Task inputs:
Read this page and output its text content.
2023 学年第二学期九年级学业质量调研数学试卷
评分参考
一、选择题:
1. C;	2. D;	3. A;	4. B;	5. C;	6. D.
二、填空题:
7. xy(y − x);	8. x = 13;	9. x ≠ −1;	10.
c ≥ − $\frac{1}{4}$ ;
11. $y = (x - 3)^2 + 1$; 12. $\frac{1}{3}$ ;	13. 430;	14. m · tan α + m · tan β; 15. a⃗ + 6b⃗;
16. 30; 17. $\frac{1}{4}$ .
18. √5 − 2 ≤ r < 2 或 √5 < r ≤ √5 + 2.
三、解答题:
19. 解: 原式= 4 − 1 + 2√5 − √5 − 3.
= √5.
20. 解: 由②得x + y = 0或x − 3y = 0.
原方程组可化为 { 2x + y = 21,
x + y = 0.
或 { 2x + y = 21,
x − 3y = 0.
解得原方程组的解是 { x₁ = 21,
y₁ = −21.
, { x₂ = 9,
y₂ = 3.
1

==

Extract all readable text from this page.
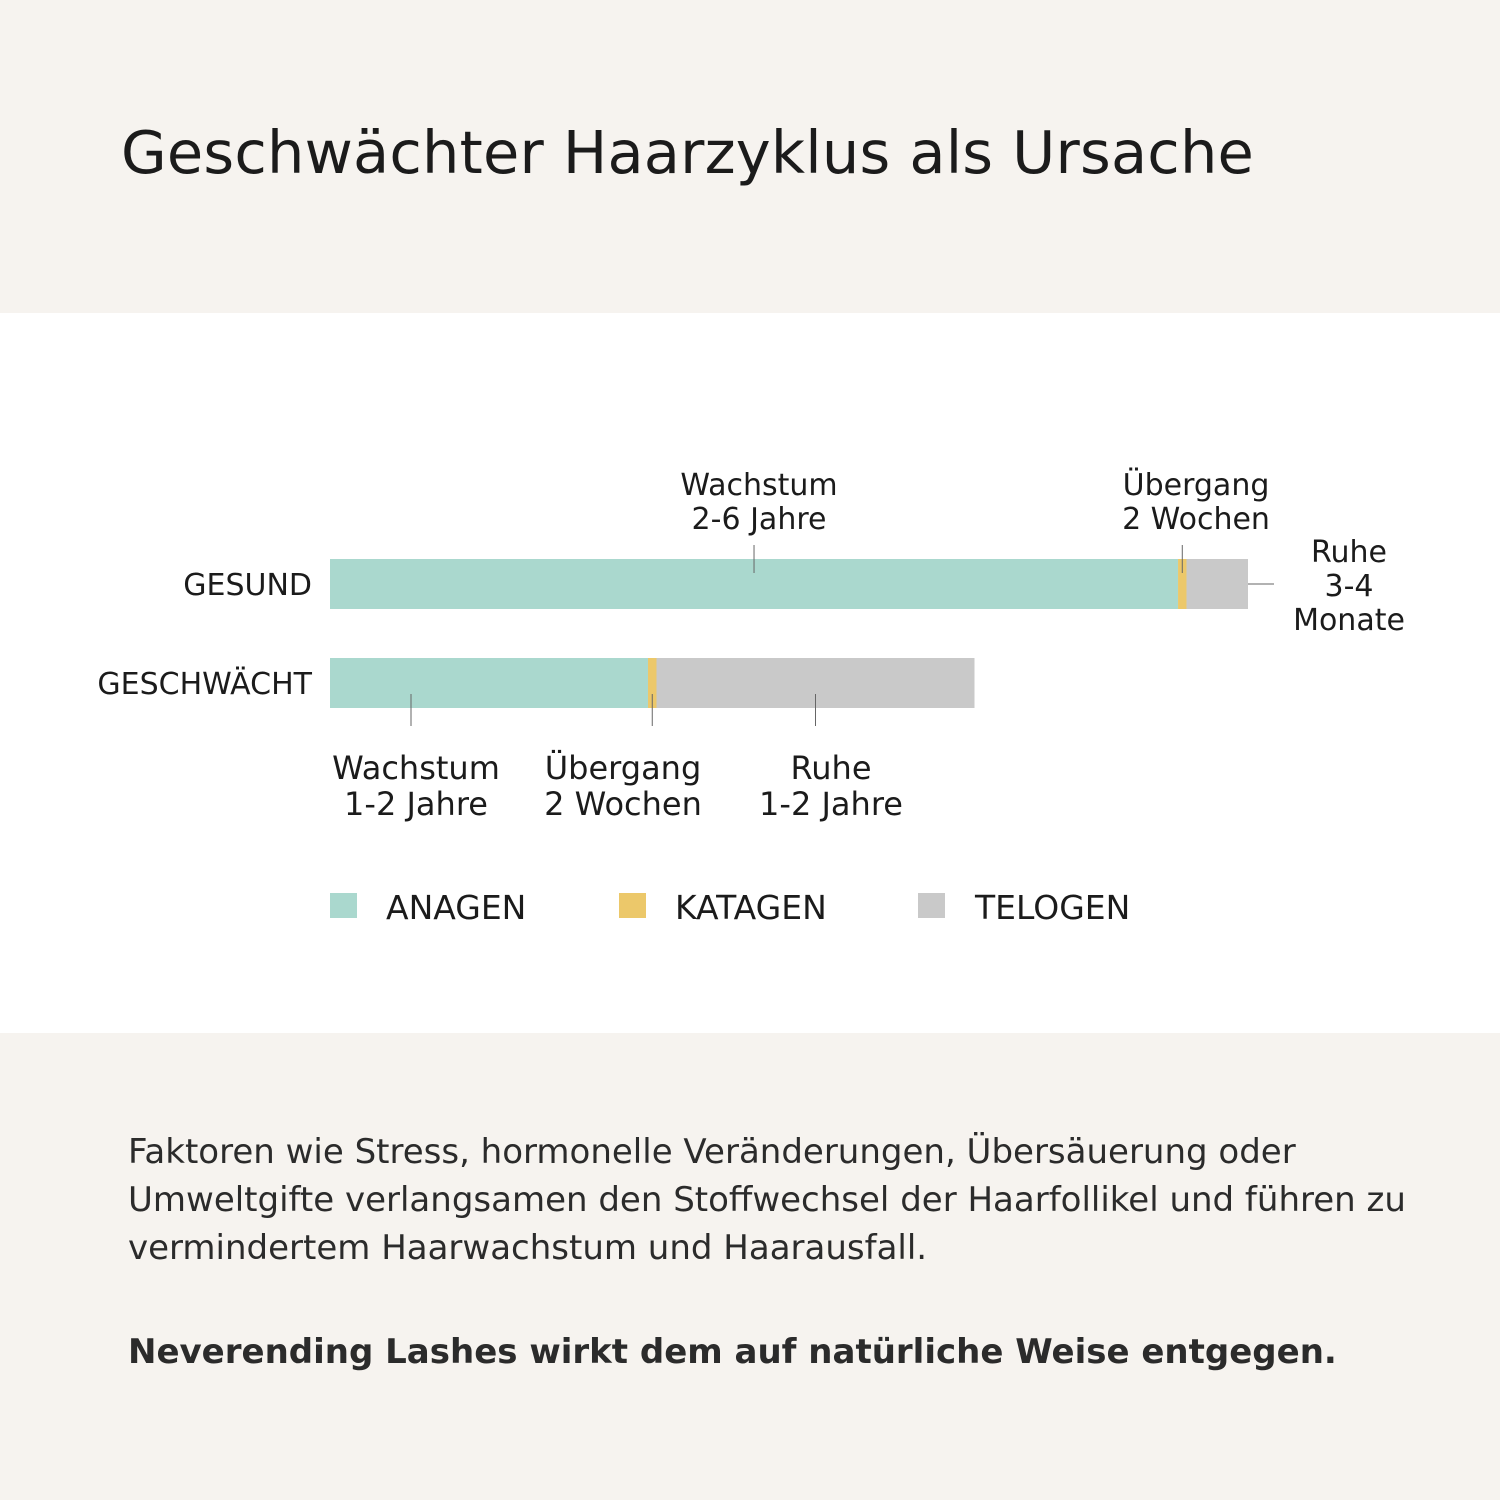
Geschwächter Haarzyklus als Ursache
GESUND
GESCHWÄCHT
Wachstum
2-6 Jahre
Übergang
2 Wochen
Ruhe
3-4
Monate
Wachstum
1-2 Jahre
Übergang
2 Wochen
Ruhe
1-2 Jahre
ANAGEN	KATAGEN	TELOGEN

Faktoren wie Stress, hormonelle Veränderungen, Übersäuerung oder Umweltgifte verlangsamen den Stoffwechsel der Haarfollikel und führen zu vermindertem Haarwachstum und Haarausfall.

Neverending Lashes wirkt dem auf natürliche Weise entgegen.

Direction: Show each line in the entries that holds the string "text".

Worked solution:
Read this page and output its text content.
Extract all readable text from this page.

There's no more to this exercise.